Stored dataset items
• • •

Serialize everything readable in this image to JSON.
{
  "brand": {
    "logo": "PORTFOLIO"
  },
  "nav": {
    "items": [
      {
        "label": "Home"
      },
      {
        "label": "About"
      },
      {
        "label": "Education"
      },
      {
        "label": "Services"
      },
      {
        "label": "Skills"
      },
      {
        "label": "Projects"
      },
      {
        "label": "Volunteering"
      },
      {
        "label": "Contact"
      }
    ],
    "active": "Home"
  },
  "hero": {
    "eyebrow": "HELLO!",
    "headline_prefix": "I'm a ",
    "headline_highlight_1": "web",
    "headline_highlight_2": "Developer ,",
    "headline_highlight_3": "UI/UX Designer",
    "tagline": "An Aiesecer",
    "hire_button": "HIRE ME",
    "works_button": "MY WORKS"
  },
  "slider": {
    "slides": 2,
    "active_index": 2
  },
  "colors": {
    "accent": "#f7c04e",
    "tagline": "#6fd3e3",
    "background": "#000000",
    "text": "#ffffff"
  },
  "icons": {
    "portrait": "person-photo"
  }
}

• • •

| Exercise aim |
Find the lines above that include the string "label" and copy them.

| Response to this exercise |
        "label": "Home"
        "label": "About"
        "label": "Education"
        "label": "Services"
        "label": "Skills"
        "label": "Projects"
        "label": "Volunteering"
        "label": "Contact"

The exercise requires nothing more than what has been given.